### Exercise goal
Copy out each line below that has the word "says" in it.
BEGIN Information supplied
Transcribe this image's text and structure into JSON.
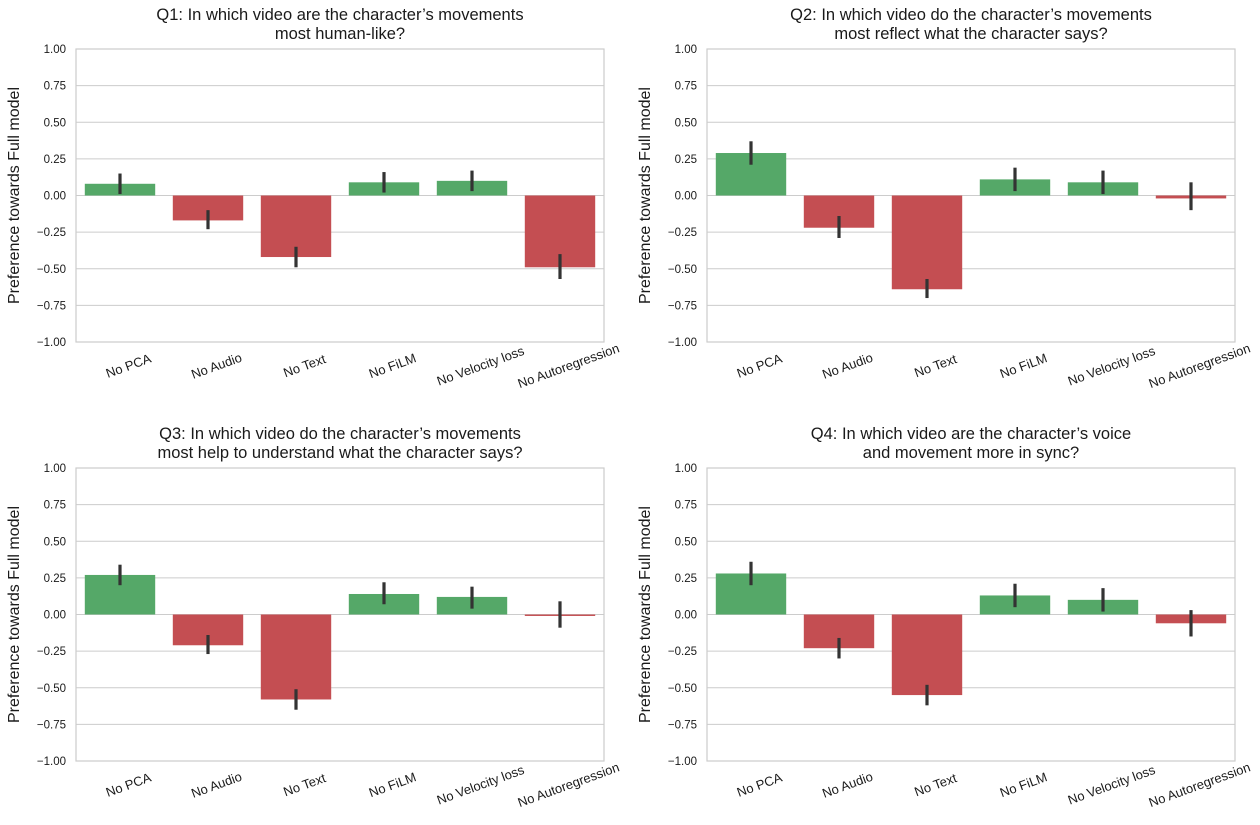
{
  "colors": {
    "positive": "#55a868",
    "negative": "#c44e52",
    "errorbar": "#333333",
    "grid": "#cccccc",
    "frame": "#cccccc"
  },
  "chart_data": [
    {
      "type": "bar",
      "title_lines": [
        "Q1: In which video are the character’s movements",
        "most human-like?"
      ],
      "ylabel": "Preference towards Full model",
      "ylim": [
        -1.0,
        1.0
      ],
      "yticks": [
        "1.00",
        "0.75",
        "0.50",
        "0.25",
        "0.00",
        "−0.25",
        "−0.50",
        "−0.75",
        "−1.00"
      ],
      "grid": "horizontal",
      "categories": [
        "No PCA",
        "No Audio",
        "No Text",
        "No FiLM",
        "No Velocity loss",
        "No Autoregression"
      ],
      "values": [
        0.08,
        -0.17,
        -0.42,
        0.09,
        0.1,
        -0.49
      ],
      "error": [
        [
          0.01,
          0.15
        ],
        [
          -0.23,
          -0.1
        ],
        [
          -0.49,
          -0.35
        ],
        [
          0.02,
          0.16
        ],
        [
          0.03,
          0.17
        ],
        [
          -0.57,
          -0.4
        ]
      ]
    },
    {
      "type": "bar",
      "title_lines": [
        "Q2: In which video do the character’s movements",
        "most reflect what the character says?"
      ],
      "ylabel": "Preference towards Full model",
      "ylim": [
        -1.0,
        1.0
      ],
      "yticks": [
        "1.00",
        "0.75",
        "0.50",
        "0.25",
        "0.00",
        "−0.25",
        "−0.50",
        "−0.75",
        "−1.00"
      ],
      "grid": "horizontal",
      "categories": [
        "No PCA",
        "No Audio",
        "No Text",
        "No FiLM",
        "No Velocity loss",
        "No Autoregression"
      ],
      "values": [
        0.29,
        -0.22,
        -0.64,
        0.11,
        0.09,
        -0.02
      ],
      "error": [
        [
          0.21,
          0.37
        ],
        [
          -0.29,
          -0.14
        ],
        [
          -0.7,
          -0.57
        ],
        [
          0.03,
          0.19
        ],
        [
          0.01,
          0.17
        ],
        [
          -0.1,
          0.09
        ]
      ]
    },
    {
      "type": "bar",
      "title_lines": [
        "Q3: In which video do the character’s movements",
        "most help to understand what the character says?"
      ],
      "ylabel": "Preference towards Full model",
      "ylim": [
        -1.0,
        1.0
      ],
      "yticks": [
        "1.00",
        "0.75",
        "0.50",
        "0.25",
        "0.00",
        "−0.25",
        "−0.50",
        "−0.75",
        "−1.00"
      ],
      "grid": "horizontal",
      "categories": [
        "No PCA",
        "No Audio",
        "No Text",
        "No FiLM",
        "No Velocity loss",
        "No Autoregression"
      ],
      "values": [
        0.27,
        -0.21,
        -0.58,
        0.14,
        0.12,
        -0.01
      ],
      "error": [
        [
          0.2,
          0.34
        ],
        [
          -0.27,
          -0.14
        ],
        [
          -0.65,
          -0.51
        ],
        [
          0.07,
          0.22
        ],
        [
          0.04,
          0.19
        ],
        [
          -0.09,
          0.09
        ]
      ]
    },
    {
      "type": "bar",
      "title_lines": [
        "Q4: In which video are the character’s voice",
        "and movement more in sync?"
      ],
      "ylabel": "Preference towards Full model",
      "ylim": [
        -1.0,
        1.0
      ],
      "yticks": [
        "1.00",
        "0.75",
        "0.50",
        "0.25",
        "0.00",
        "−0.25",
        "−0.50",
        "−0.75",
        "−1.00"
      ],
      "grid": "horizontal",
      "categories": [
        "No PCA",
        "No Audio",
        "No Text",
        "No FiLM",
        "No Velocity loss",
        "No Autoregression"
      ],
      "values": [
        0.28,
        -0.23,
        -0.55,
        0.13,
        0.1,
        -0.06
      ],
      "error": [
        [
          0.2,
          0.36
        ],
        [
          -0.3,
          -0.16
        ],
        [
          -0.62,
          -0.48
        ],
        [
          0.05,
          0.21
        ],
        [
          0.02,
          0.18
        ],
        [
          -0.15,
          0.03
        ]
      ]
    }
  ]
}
END Information supplied
### Task result
        "most reflect what the character says?"
        "most help to understand what the character says?"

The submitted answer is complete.